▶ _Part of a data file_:
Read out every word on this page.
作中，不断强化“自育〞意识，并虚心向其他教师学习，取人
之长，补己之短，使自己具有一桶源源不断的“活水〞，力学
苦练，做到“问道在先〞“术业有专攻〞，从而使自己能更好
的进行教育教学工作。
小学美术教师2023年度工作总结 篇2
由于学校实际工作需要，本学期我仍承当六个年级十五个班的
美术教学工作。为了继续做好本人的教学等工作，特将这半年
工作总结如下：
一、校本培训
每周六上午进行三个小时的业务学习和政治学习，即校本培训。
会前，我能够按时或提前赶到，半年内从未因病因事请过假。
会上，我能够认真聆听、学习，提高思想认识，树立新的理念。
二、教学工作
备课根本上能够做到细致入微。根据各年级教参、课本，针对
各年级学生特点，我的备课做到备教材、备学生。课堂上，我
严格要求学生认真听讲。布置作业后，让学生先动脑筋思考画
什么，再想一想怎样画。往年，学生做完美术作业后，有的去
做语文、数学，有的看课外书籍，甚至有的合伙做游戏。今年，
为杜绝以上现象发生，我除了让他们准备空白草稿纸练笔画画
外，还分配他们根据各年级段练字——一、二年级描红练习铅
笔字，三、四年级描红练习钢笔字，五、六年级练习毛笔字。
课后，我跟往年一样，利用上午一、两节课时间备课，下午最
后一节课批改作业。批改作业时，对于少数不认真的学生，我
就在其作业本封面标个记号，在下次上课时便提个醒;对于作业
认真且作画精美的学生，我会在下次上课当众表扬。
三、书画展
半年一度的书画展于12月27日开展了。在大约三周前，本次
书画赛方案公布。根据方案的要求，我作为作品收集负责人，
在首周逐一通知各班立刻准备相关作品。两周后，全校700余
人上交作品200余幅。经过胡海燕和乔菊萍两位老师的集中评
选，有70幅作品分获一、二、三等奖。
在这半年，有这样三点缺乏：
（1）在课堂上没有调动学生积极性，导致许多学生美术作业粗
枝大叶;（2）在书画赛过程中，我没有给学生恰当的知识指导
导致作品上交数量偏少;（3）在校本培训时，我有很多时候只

▶ _What to work on_:
Restate each record word for word.

▶ _Full solution_:
Read out every word on this page.
作中，不断强化“自育〞意识，并虚心向其他教师学习，取人
之长，补己之短，使自己具有一桶源源不断的“活水〞，力学
苦练，做到“问道在先〞“术业有专攻〞，从而使自己能更好
的进行教育教学工作。
小学美术教师2023年度工作总结 篇2
由于学校实际工作需要，本学期我仍承当六个年级十五个班的
美术教学工作。为了继续做好本人的教学等工作，特将这半年
工作总结如下：
一、校本培训
每周六上午进行三个小时的业务学习和政治学习，即校本培训。
会前，我能够按时或提前赶到，半年内从未因病因事请过假。
会上，我能够认真聆听、学习，提高思想认识，树立新的理念。
二、教学工作
备课根本上能够做到细致入微。根据各年级教参、课本，针对
各年级学生特点，我的备课做到备教材、备学生。课堂上，我
严格要求学生认真听讲。布置作业后，让学生先动脑筋思考画
什么，再想一想怎样画。往年，学生做完美术作业后，有的去
做语文、数学，有的看课外书籍，甚至有的合伙做游戏。今年，
为杜绝以上现象发生，我除了让他们准备空白草稿纸练笔画画
外，还分配他们根据各年级段练字——一、二年级描红练习铅
笔字，三、四年级描红练习钢笔字，五、六年级练习毛笔字。
课后，我跟往年一样，利用上午一、两节课时间备课，下午最
后一节课批改作业。批改作业时，对于少数不认真的学生，我
就在其作业本封面标个记号，在下次上课时便提个醒;对于作业
认真且作画精美的学生，我会在下次上课当众表扬。
三、书画展
半年一度的书画展于12月27日开展了。在大约三周前，本次
书画赛方案公布。根据方案的要求，我作为作品收集负责人，
在首周逐一通知各班立刻准备相关作品。两周后，全校700余
人上交作品200余幅。经过胡海燕和乔菊萍两位老师的集中评
选，有70幅作品分获一、二、三等奖。
在这半年，有这样三点缺乏：
（1）在课堂上没有调动学生积极性，导致许多学生美术作业粗
枝大叶;（2）在书画赛过程中，我没有给学生恰当的知识指导
导致作品上交数量偏少;（3）在校本培训时，我有很多时候只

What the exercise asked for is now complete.